(Dataset items)
++++++
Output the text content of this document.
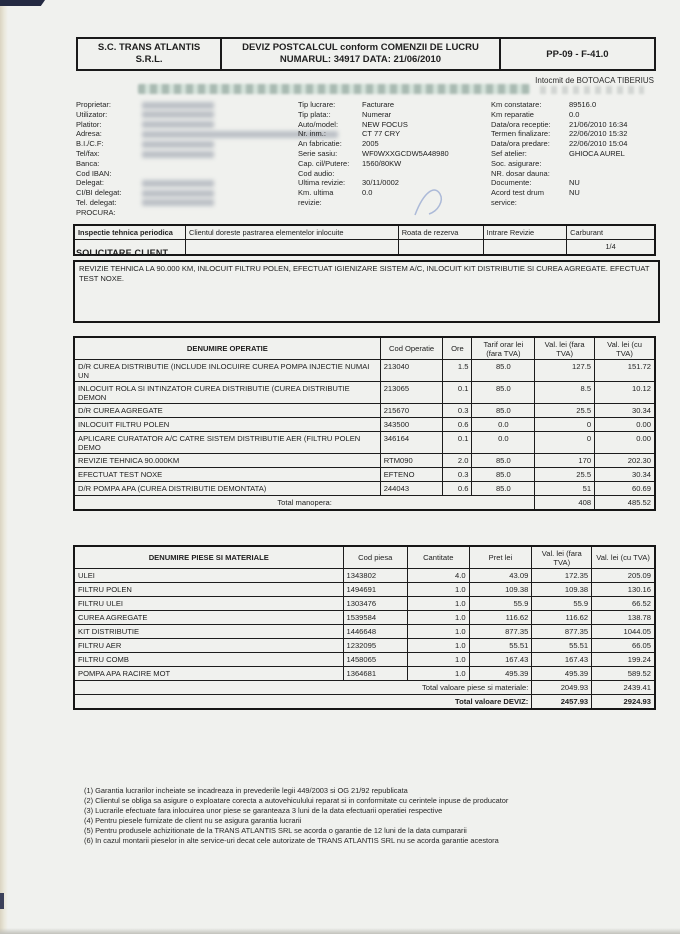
S.C. TRANS ATLANTIS
S.R.L.

DEVIZ POSTCALCUL conform COMENZII DE LUCRU
NUMARUL: 34917 DATA: 21/06/2010	PP-09 - F-41.0
Intocmit de BOTOACA TIBERIUS
Proprietar:
Utilizator:
Platitor:
Adresa:
B.I./C.F:
Tel/fax:
Banca:
Cod IBAN:
Delegat:
CI/BI delegat:
Tel. delegat:
PROCURA:
Tip lucrare:	Facturare
Tip plata::	Numerar
Auto/model:	NEW FOCUS
Nr. inm.:	CT 77 CRY
An fabricatie:	2005
Serie sasiu:	WF0WXXGCDW5A48980
Cap. cil/Putere: 1560/80KW
Cod audio:
Ultima revizie: 30/11/0002
Km. ultima	0.0
revizie:
Km constatare:	89516.0
Km reparatie	0.0
Data/ora receptie: 21/06/2010 16:34
Termen finalizare:	22/06/2010 15:32
Data/ora predare:	22/06/2010 15:04
Sef atelier:	GHIOCA AUREL
Soc. asigurare:
NR. dosar dauna:
Documente:	NU
Acord test drum	NU
service:
Inspectie tehnica periodica	Clientul doreste pastrarea elementelor inlocuite	Roata de rezerva	Intrare Revizie	Carburant
				1/4
SOLICITARE CLIENT
REVIZIE TEHNICA LA 90.000 KM, INLOCUIT FILTRU POLEN, EFECTUAT IGIENIZARE SISTEM A/C, INLOCUIT KIT DISTRIBUTIE SI CUREA AGREGATE. EFECTUAT TEST NOXE.
DENUMIRE OPERATIE	Cod Operatie	Ore	Tarif orar lei (fara TVA)	Val. lei (fara TVA)	Val. lei (cu TVA)
D/R CUREA DISTRIBUTIE (INCLUDE INLOCUIRE CUREA POMPA INJECTIE NUMAI UN	213040	1.5	85.0	127.5	151.72
INLOCUIT ROLA SI INTINZATOR CUREA DISTRIBUTIE (CUREA DISTRIBUTIE DEMON	213065	0.1	85.0	8.5	10.12
D/R CUREA AGREGATE	215670	0.3	85.0	25.5	30.34
INLOCUIT FILTRU POLEN	343500	0.6	0.0	0	0.00
APLICARE CURATATOR A/C CATRE SISTEM DISTRIBUTIE AER (FILTRU POLEN DEMO	346164	0.1	0.0	0	0.00
REVIZIE TEHNICA 90.000KM	RTM090	2.0	85.0	170	202.30
EFECTUAT TEST NOXE	EFTENO	0.3	85.0	25.5	30.34
D/R POMPA APA (CUREA DISTRIBUTIE DEMONTATA)	244043	0.6	85.0	51	60.69
Total manopera:				408	485.52
DENUMIRE PIESE SI MATERIALE	Cod piesa	Cantitate	Pret lei	Val. lei (fara TVA)	Val. lei (cu TVA)
ULEI	1343802	4.0	43.09	172.35	205.09
FILTRU POLEN	1494691	1.0	109.38	109.38	130.16
FILTRU ULEI	1303476	1.0	55.9	55.9	66.52
CUREA AGREGATE	1539584	1.0	116.62	116.62	138.78
KIT DISTRIBUTIE	1446648	1.0	877.35	877.35	1044.05
FILTRU AER	1232095	1.0	55.51	55.51	66.05
FILTRU COMB	1458065	1.0	167.43	167.43	199.24
POMPA APA RACIRE MOT	1364681	1.0	495.39	495.39	589.52
Total valoare piese si materiale:				2049.93	2439.41
Total valoare DEVIZ:				2457.93	2924.93
(1) Garantia lucrarilor incheiate se incadreaza in prevederile legii 449/2003 si OG 21/92 republicata
(2) Clientul se obliga sa asigure o exploatare corecta a autovehiculului reparat si in conformitate cu cerintele inpuse de producator
(3) Lucrarile efectuate fara inlocuirea unor piese se garanteaza 3 luni de la data efectuarii operatiei respective
(4) Pentru piesele furnizate de client nu se asigura garantia lucrarii
(5) Pentru produsele achizitionate de la TRANS ATLANTIS SRL se acorda o garantie de 12 luni de la data cumpararii
(6) In cazul montarii pieselor in alte service-uri decat cele autorizate de TRANS ATLANTIS SRL nu se acorda garantie acestora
++++++
[Set problem] Go through the listing above and write it all out exactly, leaving out any picture.

[Written answer]
Output the text content of this document.
S.C. TRANS ATLANTIS
S.R.L.

DEVIZ POSTCALCUL conform COMENZII DE LUCRU
NUMARUL: 34917 DATA: 21/06/2010	PP-09 - F-41.0
Intocmit de BOTOACA TIBERIUS
Proprietar:
Utilizator:
Platitor:
Adresa:
B.I./C.F:
Tel/fax:
Banca:
Cod IBAN:
Delegat:
CI/BI delegat:
Tel. delegat:
PROCURA:
Tip lucrare:	Facturare
Tip plata::	Numerar
Auto/model:	NEW FOCUS
Nr. inm.:	CT 77 CRY
An fabricatie:	2005
Serie sasiu:	WF0WXXGCDW5A48980
Cap. cil/Putere: 1560/80KW
Cod audio:
Ultima revizie: 30/11/0002
Km. ultima	0.0
revizie:
Km constatare:	89516.0
Km reparatie	0.0
Data/ora receptie: 21/06/2010 16:34
Termen finalizare:	22/06/2010 15:32
Data/ora predare:	22/06/2010 15:04
Sef atelier:	GHIOCA AUREL
Soc. asigurare:
NR. dosar dauna:
Documente:	NU
Acord test drum	NU
service:
Inspectie tehnica periodica	Clientul doreste pastrarea elementelor inlocuite	Roata de rezerva	Intrare Revizie	Carburant
				1/4
SOLICITARE CLIENT
REVIZIE TEHNICA LA 90.000 KM, INLOCUIT FILTRU POLEN, EFECTUAT IGIENIZARE SISTEM A/C, INLOCUIT KIT DISTRIBUTIE SI CUREA AGREGATE. EFECTUAT TEST NOXE.
DENUMIRE OPERATIE	Cod Operatie	Ore	Tarif orar lei (fara TVA)	Val. lei (fara TVA)	Val. lei (cu TVA)
D/R CUREA DISTRIBUTIE (INCLUDE INLOCUIRE CUREA POMPA INJECTIE NUMAI UN	213040	1.5	85.0	127.5	151.72
INLOCUIT ROLA SI INTINZATOR CUREA DISTRIBUTIE (CUREA DISTRIBUTIE DEMON	213065	0.1	85.0	8.5	10.12
D/R CUREA AGREGATE	215670	0.3	85.0	25.5	30.34
INLOCUIT FILTRU POLEN	343500	0.6	0.0	0	0.00
APLICARE CURATATOR A/C CATRE SISTEM DISTRIBUTIE AER (FILTRU POLEN DEMO	346164	0.1	0.0	0	0.00
REVIZIE TEHNICA 90.000KM	RTM090	2.0	85.0	170	202.30
EFECTUAT TEST NOXE	EFTENO	0.3	85.0	25.5	30.34
D/R POMPA APA (CUREA DISTRIBUTIE DEMONTATA)	244043	0.6	85.0	51	60.69
Total manopera:				408	485.52
DENUMIRE PIESE SI MATERIALE	Cod piesa	Cantitate	Pret lei	Val. lei (fara TVA)	Val. lei (cu TVA)
ULEI	1343802	4.0	43.09	172.35	205.09
FILTRU POLEN	1494691	1.0	109.38	109.38	130.16
FILTRU ULEI	1303476	1.0	55.9	55.9	66.52
CUREA AGREGATE	1539584	1.0	116.62	116.62	138.78
KIT DISTRIBUTIE	1446648	1.0	877.35	877.35	1044.05
FILTRU AER	1232095	1.0	55.51	55.51	66.05
FILTRU COMB	1458065	1.0	167.43	167.43	199.24
POMPA APA RACIRE MOT	1364681	1.0	495.39	495.39	589.52
Total valoare piese si materiale:				2049.93	2439.41
Total valoare DEVIZ:				2457.93	2924.93
(1) Garantia lucrarilor incheiate se incadreaza in prevederile legii 449/2003 si OG 21/92 republicata
(2) Clientul se obliga sa asigure o exploatare corecta a autovehiculului reparat si in conformitate cu cerintele inpuse de producator
(3) Lucrarile efectuate fara inlocuirea unor piese se garanteaza 3 luni de la data efectuarii operatiei respective
(4) Pentru piesele furnizate de client nu se asigura garantia lucrarii
(5) Pentru produsele achizitionate de la TRANS ATLANTIS SRL se acorda o garantie de 12 luni de la data cumpararii
(6) In cazul montarii pieselor in alte service-uri decat cele autorizate de TRANS ATLANTIS SRL nu se acorda garantie acestora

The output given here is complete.